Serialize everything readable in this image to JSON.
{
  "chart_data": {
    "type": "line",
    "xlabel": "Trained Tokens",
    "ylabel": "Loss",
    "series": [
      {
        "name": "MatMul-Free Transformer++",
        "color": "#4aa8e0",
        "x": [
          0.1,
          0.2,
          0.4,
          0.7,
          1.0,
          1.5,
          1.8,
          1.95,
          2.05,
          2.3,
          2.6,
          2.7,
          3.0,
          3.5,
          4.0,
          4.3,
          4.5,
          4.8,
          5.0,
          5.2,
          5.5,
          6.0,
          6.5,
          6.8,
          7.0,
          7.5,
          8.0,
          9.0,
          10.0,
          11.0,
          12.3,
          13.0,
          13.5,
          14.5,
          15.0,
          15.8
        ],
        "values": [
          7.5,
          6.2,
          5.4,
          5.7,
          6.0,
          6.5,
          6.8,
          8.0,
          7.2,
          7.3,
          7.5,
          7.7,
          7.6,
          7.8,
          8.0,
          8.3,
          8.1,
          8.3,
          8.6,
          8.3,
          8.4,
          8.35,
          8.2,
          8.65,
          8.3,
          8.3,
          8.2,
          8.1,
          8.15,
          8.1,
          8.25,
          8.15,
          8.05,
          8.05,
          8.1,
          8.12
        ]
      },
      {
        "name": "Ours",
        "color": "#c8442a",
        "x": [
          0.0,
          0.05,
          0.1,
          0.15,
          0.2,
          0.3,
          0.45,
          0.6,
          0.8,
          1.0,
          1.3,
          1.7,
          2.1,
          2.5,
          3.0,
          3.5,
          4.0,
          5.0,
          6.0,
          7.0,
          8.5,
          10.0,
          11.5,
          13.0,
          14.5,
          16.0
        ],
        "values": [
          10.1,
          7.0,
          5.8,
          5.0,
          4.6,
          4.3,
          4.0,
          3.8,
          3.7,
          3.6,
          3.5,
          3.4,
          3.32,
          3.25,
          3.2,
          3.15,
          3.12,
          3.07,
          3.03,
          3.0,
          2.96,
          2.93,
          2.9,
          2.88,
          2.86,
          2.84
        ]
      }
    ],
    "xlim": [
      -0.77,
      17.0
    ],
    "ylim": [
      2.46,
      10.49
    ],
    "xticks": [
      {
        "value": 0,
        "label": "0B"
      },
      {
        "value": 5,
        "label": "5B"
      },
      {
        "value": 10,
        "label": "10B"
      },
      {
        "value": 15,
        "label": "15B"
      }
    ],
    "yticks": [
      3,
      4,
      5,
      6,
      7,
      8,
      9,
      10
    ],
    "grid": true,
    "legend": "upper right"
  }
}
============================================================
## Problem to work on
Please output every record, keeping each line exact.

## Answer to the problem
Serialize everything readable in this image to JSON.
{
  "chart_data": {
    "type": "line",
    "xlabel": "Trained Tokens",
    "ylabel": "Loss",
    "series": [
      {
        "name": "MatMul-Free Transformer++",
        "color": "#4aa8e0",
        "x": [
          0.1,
          0.2,
          0.4,
          0.7,
          1.0,
          1.5,
          1.8,
          1.95,
          2.05,
          2.3,
          2.6,
          2.7,
          3.0,
          3.5,
          4.0,
          4.3,
          4.5,
          4.8,
          5.0,
          5.2,
          5.5,
          6.0,
          6.5,
          6.8,
          7.0,
          7.5,
          8.0,
          9.0,
          10.0,
          11.0,
          12.3,
          13.0,
          13.5,
          14.5,
          15.0,
          15.8
        ],
        "values": [
          7.5,
          6.2,
          5.4,
          5.7,
          6.0,
          6.5,
          6.8,
          8.0,
          7.2,
          7.3,
          7.5,
          7.7,
          7.6,
          7.8,
          8.0,
          8.3,
          8.1,
          8.3,
          8.6,
          8.3,
          8.4,
          8.35,
          8.2,
          8.65,
          8.3,
          8.3,
          8.2,
          8.1,
          8.15,
          8.1,
          8.25,
          8.15,
          8.05,
          8.05,
          8.1,
          8.12
        ]
      },
      {
        "name": "Ours",
        "color": "#c8442a",
        "x": [
          0.0,
          0.05,
          0.1,
          0.15,
          0.2,
          0.3,
          0.45,
          0.6,
          0.8,
          1.0,
          1.3,
          1.7,
          2.1,
          2.5,
          3.0,
          3.5,
          4.0,
          5.0,
          6.0,
          7.0,
          8.5,
          10.0,
          11.5,
          13.0,
          14.5,
          16.0
        ],
        "values": [
          10.1,
          7.0,
          5.8,
          5.0,
          4.6,
          4.3,
          4.0,
          3.8,
          3.7,
          3.6,
          3.5,
          3.4,
          3.32,
          3.25,
          3.2,
          3.15,
          3.12,
          3.07,
          3.03,
          3.0,
          2.96,
          2.93,
          2.9,
          2.88,
          2.86,
          2.84
        ]
      }
    ],
    "xlim": [
      -0.77,
      17.0
    ],
    "ylim": [
      2.46,
      10.49
    ],
    "xticks": [
      {
        "value": 0,
        "label": "0B"
      },
      {
        "value": 5,
        "label": "5B"
      },
      {
        "value": 10,
        "label": "10B"
      },
      {
        "value": 15,
        "label": "15B"
      }
    ],
    "yticks": [
      3,
      4,
      5,
      6,
      7,
      8,
      9,
      10
    ],
    "grid": true,
    "legend": "upper right"
  }
}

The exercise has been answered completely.